▶ **Task directions**:
Scan the data below. Pull out each line where "święta" occurs.

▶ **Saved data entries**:
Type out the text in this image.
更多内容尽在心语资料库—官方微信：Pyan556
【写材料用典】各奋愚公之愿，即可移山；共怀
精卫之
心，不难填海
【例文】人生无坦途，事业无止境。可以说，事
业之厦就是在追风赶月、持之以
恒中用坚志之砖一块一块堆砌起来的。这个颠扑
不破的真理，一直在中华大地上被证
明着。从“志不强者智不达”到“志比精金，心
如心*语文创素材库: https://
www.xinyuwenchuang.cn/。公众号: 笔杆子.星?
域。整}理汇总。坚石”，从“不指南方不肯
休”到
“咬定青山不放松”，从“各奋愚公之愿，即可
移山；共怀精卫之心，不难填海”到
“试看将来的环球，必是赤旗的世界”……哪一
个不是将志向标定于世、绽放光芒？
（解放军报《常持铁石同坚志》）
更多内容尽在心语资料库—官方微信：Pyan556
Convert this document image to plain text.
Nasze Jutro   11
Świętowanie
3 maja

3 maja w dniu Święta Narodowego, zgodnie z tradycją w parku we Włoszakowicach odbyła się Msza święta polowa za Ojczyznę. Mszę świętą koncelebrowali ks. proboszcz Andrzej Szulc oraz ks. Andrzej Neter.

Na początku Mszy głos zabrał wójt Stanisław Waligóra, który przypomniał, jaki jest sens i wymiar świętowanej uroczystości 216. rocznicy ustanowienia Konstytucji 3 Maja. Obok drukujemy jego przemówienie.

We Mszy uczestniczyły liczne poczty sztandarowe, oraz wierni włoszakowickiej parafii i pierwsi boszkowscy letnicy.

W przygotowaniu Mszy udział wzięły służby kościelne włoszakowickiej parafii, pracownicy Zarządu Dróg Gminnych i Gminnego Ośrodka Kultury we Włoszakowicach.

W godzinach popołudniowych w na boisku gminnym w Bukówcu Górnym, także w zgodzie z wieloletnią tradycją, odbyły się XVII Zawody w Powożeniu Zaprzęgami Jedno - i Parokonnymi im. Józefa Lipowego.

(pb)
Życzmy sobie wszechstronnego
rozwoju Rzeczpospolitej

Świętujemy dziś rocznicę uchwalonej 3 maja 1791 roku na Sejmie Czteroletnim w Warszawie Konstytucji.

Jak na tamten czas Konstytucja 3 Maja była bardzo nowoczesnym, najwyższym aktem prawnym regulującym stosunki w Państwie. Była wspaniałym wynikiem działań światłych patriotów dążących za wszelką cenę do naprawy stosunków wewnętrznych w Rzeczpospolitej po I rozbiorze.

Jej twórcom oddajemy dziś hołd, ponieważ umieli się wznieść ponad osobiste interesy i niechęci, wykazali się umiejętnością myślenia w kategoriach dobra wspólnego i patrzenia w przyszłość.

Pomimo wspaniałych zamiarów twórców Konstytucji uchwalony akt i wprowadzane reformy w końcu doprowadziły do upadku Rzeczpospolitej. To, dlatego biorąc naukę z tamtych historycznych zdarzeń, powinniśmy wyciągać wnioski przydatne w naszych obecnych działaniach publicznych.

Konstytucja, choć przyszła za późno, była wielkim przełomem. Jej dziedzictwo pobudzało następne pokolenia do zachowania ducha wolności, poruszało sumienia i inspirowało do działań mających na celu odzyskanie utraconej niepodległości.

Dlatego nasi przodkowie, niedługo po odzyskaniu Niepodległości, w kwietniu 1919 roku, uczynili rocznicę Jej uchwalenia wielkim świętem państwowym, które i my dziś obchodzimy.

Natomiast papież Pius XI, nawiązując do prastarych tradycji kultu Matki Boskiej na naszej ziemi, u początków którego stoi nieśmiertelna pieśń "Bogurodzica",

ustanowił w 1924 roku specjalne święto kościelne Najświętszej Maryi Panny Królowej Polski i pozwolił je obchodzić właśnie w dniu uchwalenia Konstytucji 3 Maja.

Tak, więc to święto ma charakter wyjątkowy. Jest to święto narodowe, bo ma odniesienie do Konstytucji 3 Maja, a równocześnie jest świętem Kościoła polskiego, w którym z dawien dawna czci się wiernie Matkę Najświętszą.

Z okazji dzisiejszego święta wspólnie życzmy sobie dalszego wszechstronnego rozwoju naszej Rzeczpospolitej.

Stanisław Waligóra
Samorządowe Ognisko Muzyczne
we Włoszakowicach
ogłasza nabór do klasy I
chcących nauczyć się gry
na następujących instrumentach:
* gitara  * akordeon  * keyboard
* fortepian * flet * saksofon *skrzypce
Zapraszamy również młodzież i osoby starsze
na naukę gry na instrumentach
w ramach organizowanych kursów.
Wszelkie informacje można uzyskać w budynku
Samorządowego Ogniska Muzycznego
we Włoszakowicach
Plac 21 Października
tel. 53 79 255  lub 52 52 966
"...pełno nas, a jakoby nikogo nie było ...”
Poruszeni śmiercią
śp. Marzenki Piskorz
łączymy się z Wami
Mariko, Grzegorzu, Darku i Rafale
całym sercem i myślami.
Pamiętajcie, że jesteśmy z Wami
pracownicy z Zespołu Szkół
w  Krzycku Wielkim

▶ **Answer to this exercise**:
3 maja w dniu Święta Narodowego, zgodnie z tradycją w parku we Włoszakowicach odbyła się Msza święta polowa za Ojczyznę. Mszę świętą koncelebrowali ks. proboszcz Andrzej Szulc oraz ks. Andrzej Neter.
Z okazji dzisiejszego święta wspólnie życzmy sobie dalszego wszechstronnego rozwoju naszej Rzeczpospolitej.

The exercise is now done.